Data excerpts -
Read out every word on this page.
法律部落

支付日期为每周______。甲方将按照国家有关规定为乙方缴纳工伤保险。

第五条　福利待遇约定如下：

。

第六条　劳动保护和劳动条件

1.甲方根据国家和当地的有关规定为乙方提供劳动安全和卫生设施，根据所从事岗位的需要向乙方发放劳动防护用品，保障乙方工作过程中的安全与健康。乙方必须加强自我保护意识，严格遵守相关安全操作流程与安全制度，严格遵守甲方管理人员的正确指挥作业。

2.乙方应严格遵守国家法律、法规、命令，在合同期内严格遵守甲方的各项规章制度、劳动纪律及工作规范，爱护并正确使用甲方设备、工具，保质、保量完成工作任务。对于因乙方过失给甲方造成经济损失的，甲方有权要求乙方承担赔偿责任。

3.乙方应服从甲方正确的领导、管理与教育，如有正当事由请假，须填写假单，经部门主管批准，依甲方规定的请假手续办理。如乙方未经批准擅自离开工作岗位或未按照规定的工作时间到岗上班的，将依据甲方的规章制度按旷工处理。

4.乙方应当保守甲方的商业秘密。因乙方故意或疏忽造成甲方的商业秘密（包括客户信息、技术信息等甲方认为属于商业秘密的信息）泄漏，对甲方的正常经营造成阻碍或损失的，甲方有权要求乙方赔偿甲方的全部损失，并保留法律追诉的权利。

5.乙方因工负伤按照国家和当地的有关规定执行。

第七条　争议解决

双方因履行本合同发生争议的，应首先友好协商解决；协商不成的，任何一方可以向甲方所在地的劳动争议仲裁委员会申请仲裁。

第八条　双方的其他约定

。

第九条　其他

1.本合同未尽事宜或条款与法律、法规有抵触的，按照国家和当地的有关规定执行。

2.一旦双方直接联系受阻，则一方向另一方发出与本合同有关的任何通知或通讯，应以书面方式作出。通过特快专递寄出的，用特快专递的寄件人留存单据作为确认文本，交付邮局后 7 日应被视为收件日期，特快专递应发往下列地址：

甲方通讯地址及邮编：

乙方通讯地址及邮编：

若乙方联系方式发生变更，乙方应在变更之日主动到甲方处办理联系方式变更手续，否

Task description -
All of the entries above need to be reproduced exactly.

Exercise output -
Read out every word on this page.
法律部落

支付日期为每周______。甲方将按照国家有关规定为乙方缴纳工伤保险。

第五条　福利待遇约定如下：

。

第六条　劳动保护和劳动条件

1.甲方根据国家和当地的有关规定为乙方提供劳动安全和卫生设施，根据所从事岗位的需要向乙方发放劳动防护用品，保障乙方工作过程中的安全与健康。乙方必须加强自我保护意识，严格遵守相关安全操作流程与安全制度，严格遵守甲方管理人员的正确指挥作业。

2.乙方应严格遵守国家法律、法规、命令，在合同期内严格遵守甲方的各项规章制度、劳动纪律及工作规范，爱护并正确使用甲方设备、工具，保质、保量完成工作任务。对于因乙方过失给甲方造成经济损失的，甲方有权要求乙方承担赔偿责任。

3.乙方应服从甲方正确的领导、管理与教育，如有正当事由请假，须填写假单，经部门主管批准，依甲方规定的请假手续办理。如乙方未经批准擅自离开工作岗位或未按照规定的工作时间到岗上班的，将依据甲方的规章制度按旷工处理。

4.乙方应当保守甲方的商业秘密。因乙方故意或疏忽造成甲方的商业秘密（包括客户信息、技术信息等甲方认为属于商业秘密的信息）泄漏，对甲方的正常经营造成阻碍或损失的，甲方有权要求乙方赔偿甲方的全部损失，并保留法律追诉的权利。

5.乙方因工负伤按照国家和当地的有关规定执行。

第七条　争议解决

双方因履行本合同发生争议的，应首先友好协商解决；协商不成的，任何一方可以向甲方所在地的劳动争议仲裁委员会申请仲裁。

第八条　双方的其他约定

。

第九条　其他

1.本合同未尽事宜或条款与法律、法规有抵触的，按照国家和当地的有关规定执行。

2.一旦双方直接联系受阻，则一方向另一方发出与本合同有关的任何通知或通讯，应以书面方式作出。通过特快专递寄出的，用特快专递的寄件人留存单据作为确认文本，交付邮局后 7 日应被视为收件日期，特快专递应发往下列地址：

甲方通讯地址及邮编：

乙方通讯地址及邮编：

若乙方联系方式发生变更，乙方应在变更之日主动到甲方处办理联系方式变更手续，否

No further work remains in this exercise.